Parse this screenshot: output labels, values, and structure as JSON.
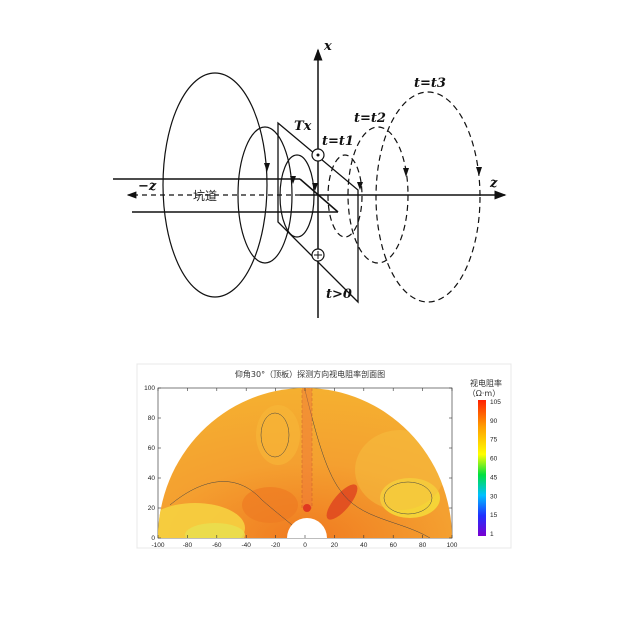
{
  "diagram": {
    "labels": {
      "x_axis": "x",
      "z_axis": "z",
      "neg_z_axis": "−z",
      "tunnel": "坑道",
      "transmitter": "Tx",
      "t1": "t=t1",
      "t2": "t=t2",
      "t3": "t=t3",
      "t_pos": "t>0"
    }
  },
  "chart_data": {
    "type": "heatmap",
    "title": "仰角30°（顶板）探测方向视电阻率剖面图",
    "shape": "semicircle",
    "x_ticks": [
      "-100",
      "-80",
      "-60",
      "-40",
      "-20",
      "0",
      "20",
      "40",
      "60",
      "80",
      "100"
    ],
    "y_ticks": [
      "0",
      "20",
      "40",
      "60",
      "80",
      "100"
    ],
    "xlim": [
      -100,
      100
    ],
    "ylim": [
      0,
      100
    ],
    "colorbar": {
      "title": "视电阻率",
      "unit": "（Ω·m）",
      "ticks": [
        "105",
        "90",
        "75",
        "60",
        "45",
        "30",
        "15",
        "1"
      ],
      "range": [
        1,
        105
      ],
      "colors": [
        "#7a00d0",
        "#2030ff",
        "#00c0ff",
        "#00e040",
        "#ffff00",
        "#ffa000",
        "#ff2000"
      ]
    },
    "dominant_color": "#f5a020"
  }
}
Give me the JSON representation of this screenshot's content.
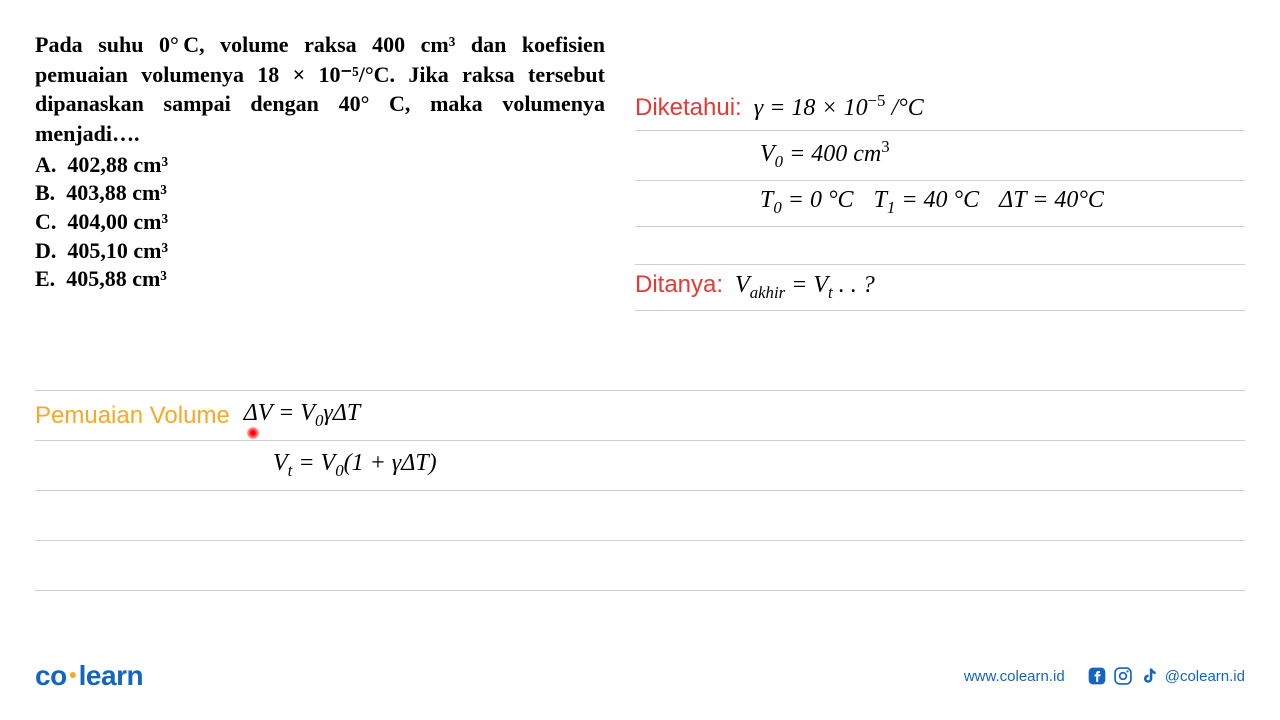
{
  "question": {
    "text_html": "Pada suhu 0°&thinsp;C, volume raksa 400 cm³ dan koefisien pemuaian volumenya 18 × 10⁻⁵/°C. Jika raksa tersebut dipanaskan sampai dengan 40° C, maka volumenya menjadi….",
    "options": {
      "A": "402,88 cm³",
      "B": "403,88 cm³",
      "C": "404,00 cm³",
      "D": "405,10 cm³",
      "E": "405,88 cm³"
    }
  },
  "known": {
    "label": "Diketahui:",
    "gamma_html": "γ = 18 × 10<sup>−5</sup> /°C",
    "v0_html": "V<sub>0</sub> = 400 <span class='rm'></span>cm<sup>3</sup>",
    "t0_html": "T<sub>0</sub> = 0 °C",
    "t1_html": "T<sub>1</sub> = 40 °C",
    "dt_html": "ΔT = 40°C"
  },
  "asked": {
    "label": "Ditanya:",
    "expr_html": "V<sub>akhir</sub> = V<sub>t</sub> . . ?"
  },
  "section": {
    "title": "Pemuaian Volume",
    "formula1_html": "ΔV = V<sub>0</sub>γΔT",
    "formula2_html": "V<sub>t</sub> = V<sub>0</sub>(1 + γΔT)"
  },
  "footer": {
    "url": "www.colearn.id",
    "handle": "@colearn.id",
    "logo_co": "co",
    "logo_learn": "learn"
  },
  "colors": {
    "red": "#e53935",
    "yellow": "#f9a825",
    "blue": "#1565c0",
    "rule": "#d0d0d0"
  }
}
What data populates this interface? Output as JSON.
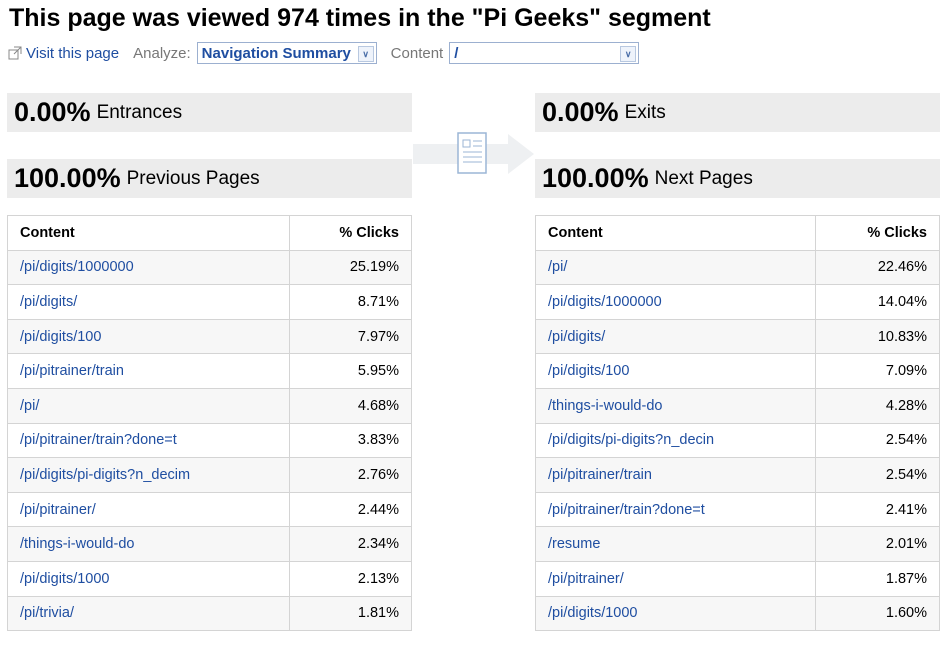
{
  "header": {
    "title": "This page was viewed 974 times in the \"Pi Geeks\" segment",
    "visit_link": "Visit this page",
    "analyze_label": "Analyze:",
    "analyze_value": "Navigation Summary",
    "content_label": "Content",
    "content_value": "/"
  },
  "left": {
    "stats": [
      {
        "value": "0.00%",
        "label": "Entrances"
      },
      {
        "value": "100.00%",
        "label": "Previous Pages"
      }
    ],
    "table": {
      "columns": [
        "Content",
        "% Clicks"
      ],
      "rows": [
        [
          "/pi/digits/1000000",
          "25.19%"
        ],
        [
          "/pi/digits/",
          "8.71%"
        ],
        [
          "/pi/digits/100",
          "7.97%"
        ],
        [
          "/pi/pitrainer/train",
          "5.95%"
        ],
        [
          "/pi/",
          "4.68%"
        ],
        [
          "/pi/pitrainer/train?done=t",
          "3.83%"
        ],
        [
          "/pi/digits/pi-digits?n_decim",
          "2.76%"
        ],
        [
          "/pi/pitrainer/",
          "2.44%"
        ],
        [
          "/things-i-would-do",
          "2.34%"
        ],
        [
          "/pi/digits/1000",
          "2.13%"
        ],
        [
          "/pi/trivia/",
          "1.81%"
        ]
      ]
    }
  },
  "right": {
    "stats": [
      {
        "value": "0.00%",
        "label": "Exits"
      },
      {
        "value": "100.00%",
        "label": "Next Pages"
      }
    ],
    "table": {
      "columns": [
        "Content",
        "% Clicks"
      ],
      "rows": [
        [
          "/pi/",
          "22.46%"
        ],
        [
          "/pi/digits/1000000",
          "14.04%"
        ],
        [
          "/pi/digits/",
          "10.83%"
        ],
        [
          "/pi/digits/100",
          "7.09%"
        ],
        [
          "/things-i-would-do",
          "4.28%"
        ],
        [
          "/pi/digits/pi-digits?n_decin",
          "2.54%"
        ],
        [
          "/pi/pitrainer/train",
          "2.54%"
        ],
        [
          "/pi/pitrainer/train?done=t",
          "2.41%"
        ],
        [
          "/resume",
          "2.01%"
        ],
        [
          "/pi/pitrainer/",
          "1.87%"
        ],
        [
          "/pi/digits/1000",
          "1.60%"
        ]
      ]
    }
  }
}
+++++
Every entry must be transcribed exactly. Pictures do not belong in the copy.

Parse this screenshot: output labels, values, and structure as JSON.
{
  "diagram": {
    "labels": {
      "x_axis": "x",
      "z_axis": "z",
      "neg_z_axis": "−z",
      "tunnel": "坑道",
      "transmitter": "Tx",
      "t1": "t=t1",
      "t2": "t=t2",
      "t3": "t=t3",
      "t_pos": "t>0"
    }
  },
  "chart_data": {
    "type": "heatmap",
    "title": "仰角30°（顶板）探测方向视电阻率剖面图",
    "shape": "semicircle",
    "x_ticks": [
      "-100",
      "-80",
      "-60",
      "-40",
      "-20",
      "0",
      "20",
      "40",
      "60",
      "80",
      "100"
    ],
    "y_ticks": [
      "0",
      "20",
      "40",
      "60",
      "80",
      "100"
    ],
    "xlim": [
      -100,
      100
    ],
    "ylim": [
      0,
      100
    ],
    "colorbar": {
      "title": "视电阻率",
      "unit": "（Ω·m）",
      "ticks": [
        "105",
        "90",
        "75",
        "60",
        "45",
        "30",
        "15",
        "1"
      ],
      "range": [
        1,
        105
      ],
      "colors": [
        "#7a00d0",
        "#2030ff",
        "#00c0ff",
        "#00e040",
        "#ffff00",
        "#ffa000",
        "#ff2000"
      ]
    },
    "dominant_color": "#f5a020"
  }
}
Give me the JSON representation of this screenshot's content.
{
  "question": {
    "text_html": "Pada suhu 0°&thinsp;C, volume raksa 400 cm³ dan koefisien pemuaian volumenya 18 × 10⁻⁵/°C. Jika raksa tersebut dipanaskan sampai dengan 40° C, maka volumenya menjadi….",
    "options": {
      "A": "402,88 cm³",
      "B": "403,88 cm³",
      "C": "404,00 cm³",
      "D": "405,10 cm³",
      "E": "405,88 cm³"
    }
  },
  "known": {
    "label": "Diketahui:",
    "gamma_html": "γ = 18 × 10<sup>−5</sup> /°C",
    "v0_html": "V<sub>0</sub> = 400 <span class='rm'></span>cm<sup>3</sup>",
    "t0_html": "T<sub>0</sub> = 0 °C",
    "t1_html": "T<sub>1</sub> = 40 °C",
    "dt_html": "ΔT = 40°C"
  },
  "asked": {
    "label": "Ditanya:",
    "expr_html": "V<sub>akhir</sub> = V<sub>t</sub> . . ?"
  },
  "section": {
    "title": "Pemuaian Volume",
    "formula1_html": "ΔV = V<sub>0</sub>γΔT",
    "formula2_html": "V<sub>t</sub> = V<sub>0</sub>(1 + γΔT)"
  },
  "footer": {
    "url": "www.colearn.id",
    "handle": "@colearn.id",
    "logo_co": "co",
    "logo_learn": "learn"
  },
  "colors": {
    "red": "#e53935",
    "yellow": "#f9a825",
    "blue": "#1565c0",
    "rule": "#d0d0d0"
  }
}
What data populates this interface? Output as JSON.
{
  "header": {
    "title": "This page was viewed 974 times in the \"Pi Geeks\" segment",
    "visit_link": "Visit this page",
    "analyze_label": "Analyze:",
    "analyze_value": "Navigation Summary",
    "content_label": "Content",
    "content_value": "/"
  },
  "left": {
    "stats": [
      {
        "value": "0.00%",
        "label": "Entrances"
      },
      {
        "value": "100.00%",
        "label": "Previous Pages"
      }
    ],
    "table": {
      "columns": [
        "Content",
        "% Clicks"
      ],
      "rows": [
        [
          "/pi/digits/1000000",
          "25.19%"
        ],
        [
          "/pi/digits/",
          "8.71%"
        ],
        [
          "/pi/digits/100",
          "7.97%"
        ],
        [
          "/pi/pitrainer/train",
          "5.95%"
        ],
        [
          "/pi/",
          "4.68%"
        ],
        [
          "/pi/pitrainer/train?done=t",
          "3.83%"
        ],
        [
          "/pi/digits/pi-digits?n_decim",
          "2.76%"
        ],
        [
          "/pi/pitrainer/",
          "2.44%"
        ],
        [
          "/things-i-would-do",
          "2.34%"
        ],
        [
          "/pi/digits/1000",
          "2.13%"
        ],
        [
          "/pi/trivia/",
          "1.81%"
        ]
      ]
    }
  },
  "right": {
    "stats": [
      {
        "value": "0.00%",
        "label": "Exits"
      },
      {
        "value": "100.00%",
        "label": "Next Pages"
      }
    ],
    "table": {
      "columns": [
        "Content",
        "% Clicks"
      ],
      "rows": [
        [
          "/pi/",
          "22.46%"
        ],
        [
          "/pi/digits/1000000",
          "14.04%"
        ],
        [
          "/pi/digits/",
          "10.83%"
        ],
        [
          "/pi/digits/100",
          "7.09%"
        ],
        [
          "/things-i-would-do",
          "4.28%"
        ],
        [
          "/pi/digits/pi-digits?n_decin",
          "2.54%"
        ],
        [
          "/pi/pitrainer/train",
          "2.54%"
        ],
        [
          "/pi/pitrainer/train?done=t",
          "2.41%"
        ],
        [
          "/resume",
          "2.01%"
        ],
        [
          "/pi/pitrainer/",
          "1.87%"
        ],
        [
          "/pi/digits/1000",
          "1.60%"
        ]
      ]
    }
  }
}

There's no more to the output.